Locate every line in the material below that has the word "noninvazív". Copy each of those lines.
** Begin Data **
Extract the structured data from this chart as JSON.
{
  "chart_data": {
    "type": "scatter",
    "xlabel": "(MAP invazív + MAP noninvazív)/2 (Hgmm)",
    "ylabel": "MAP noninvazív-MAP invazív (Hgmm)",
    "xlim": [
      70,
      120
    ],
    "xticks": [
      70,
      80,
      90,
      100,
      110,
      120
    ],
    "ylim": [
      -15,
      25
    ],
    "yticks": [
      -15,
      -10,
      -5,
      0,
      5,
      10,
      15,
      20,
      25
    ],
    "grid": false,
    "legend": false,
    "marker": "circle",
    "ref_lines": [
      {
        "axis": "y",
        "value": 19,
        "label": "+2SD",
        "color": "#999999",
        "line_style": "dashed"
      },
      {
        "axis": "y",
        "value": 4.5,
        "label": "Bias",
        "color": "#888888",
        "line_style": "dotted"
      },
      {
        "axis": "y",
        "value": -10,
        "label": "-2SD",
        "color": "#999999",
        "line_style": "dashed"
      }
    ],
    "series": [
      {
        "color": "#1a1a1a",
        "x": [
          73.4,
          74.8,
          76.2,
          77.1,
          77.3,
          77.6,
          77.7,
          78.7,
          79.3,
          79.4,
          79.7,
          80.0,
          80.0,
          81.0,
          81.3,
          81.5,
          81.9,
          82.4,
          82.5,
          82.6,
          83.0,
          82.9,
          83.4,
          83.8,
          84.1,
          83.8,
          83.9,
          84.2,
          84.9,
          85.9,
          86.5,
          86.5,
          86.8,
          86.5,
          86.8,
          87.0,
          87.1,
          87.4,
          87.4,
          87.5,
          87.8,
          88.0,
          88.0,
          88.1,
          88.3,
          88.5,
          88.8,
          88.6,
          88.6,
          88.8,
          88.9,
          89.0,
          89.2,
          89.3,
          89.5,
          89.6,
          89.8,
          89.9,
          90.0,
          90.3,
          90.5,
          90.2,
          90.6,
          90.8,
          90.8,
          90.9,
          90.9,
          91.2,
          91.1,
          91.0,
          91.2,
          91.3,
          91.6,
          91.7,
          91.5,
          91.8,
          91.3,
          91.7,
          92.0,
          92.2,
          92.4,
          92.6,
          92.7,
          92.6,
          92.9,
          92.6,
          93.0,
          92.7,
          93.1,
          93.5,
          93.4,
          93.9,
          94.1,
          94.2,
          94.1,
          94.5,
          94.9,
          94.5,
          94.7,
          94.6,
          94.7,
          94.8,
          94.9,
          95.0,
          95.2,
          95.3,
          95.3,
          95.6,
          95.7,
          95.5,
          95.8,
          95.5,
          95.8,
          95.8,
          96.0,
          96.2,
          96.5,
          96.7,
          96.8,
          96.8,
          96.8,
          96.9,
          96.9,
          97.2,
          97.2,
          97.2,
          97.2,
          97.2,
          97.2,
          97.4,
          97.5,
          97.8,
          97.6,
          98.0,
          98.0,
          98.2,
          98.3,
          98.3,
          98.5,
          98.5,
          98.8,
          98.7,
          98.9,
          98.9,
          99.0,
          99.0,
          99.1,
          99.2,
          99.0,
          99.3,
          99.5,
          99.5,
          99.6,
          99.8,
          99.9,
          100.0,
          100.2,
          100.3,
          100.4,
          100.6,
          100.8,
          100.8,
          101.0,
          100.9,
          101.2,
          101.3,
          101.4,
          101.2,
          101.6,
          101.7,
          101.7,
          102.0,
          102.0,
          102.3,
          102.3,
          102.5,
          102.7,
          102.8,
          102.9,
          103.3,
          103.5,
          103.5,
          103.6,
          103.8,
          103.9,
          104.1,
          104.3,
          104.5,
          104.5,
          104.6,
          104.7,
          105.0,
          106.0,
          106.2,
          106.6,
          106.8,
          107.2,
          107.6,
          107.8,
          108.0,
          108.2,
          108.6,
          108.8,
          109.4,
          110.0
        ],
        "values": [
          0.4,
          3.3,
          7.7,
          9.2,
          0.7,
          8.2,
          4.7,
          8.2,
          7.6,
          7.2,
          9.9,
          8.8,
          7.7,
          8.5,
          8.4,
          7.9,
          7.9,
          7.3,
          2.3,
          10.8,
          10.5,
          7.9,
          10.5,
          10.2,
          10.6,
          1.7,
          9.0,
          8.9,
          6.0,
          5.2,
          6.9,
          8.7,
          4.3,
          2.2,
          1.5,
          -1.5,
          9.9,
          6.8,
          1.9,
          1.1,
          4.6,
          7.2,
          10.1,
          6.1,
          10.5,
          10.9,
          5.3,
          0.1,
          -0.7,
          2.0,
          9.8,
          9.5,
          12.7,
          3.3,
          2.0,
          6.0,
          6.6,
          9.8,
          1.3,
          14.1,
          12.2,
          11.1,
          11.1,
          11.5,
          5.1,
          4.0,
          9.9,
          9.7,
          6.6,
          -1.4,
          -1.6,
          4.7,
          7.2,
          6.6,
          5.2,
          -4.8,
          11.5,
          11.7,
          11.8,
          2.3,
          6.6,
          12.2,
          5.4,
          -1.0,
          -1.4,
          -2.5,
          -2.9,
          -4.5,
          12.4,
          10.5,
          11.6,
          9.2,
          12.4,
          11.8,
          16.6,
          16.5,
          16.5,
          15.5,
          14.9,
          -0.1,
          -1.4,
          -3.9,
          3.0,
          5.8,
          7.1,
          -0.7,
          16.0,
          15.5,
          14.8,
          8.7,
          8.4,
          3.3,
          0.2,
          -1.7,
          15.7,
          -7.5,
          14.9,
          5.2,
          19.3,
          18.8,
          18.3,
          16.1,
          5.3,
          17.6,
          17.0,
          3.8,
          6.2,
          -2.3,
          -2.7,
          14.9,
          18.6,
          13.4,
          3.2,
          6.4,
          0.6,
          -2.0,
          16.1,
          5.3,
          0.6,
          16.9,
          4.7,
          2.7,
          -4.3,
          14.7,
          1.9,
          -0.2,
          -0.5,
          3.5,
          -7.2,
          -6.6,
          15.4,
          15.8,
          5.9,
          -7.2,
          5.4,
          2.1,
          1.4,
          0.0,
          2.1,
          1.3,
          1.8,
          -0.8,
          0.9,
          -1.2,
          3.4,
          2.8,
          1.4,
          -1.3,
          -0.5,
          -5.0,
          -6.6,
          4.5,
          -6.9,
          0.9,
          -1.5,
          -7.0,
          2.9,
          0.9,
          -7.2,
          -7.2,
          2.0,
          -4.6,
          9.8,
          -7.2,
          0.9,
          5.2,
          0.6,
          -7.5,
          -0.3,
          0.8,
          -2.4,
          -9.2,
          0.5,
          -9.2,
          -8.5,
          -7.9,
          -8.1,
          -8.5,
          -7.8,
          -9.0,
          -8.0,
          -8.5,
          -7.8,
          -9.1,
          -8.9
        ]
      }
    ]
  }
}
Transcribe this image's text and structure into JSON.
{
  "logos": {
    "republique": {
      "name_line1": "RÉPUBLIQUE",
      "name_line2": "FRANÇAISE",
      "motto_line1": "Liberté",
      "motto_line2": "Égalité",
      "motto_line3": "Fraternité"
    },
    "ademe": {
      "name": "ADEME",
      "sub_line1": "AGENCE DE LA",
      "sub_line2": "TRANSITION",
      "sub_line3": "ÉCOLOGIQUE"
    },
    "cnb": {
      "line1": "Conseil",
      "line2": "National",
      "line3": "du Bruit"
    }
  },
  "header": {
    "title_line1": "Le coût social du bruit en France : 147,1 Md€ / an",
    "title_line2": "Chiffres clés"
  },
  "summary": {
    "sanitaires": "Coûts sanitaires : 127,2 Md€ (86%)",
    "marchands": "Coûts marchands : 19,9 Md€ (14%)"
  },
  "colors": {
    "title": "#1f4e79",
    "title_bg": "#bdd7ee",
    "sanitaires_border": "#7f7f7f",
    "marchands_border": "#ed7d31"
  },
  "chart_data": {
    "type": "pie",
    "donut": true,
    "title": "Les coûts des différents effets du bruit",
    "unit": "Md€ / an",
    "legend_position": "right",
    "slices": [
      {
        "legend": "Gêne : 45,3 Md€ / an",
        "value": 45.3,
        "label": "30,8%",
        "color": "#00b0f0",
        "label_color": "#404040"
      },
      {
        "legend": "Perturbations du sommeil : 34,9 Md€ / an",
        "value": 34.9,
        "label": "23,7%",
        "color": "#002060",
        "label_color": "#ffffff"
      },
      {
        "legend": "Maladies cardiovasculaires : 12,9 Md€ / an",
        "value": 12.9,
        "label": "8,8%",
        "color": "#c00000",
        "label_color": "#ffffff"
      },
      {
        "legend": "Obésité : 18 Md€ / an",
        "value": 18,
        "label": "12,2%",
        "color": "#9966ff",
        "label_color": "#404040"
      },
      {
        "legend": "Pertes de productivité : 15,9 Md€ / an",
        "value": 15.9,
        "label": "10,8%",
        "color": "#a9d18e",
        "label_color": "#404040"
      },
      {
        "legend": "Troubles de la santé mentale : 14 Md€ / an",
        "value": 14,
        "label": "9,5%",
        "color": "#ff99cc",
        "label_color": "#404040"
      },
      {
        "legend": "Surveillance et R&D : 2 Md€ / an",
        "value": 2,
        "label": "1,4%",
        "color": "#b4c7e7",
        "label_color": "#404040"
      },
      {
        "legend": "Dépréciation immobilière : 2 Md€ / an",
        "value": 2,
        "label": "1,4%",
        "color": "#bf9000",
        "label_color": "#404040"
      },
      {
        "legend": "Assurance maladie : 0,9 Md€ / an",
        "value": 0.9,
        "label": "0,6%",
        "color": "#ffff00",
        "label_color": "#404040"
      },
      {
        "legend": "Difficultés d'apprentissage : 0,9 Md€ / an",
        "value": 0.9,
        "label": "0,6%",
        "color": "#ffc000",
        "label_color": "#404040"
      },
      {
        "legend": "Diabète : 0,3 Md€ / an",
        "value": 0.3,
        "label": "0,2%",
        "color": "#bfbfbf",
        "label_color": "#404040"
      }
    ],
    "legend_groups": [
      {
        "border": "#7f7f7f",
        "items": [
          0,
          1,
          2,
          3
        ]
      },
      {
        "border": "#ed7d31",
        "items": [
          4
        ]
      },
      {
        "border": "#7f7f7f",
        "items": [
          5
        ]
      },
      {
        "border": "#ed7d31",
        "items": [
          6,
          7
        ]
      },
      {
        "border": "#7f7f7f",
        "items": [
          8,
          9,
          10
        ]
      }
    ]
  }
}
** End Data **
### Output for this task
    "xlabel": "(MAP invazív + MAP noninvazív)/2 (Hgmm)",
    "ylabel": "MAP noninvazív-MAP invazív (Hgmm)",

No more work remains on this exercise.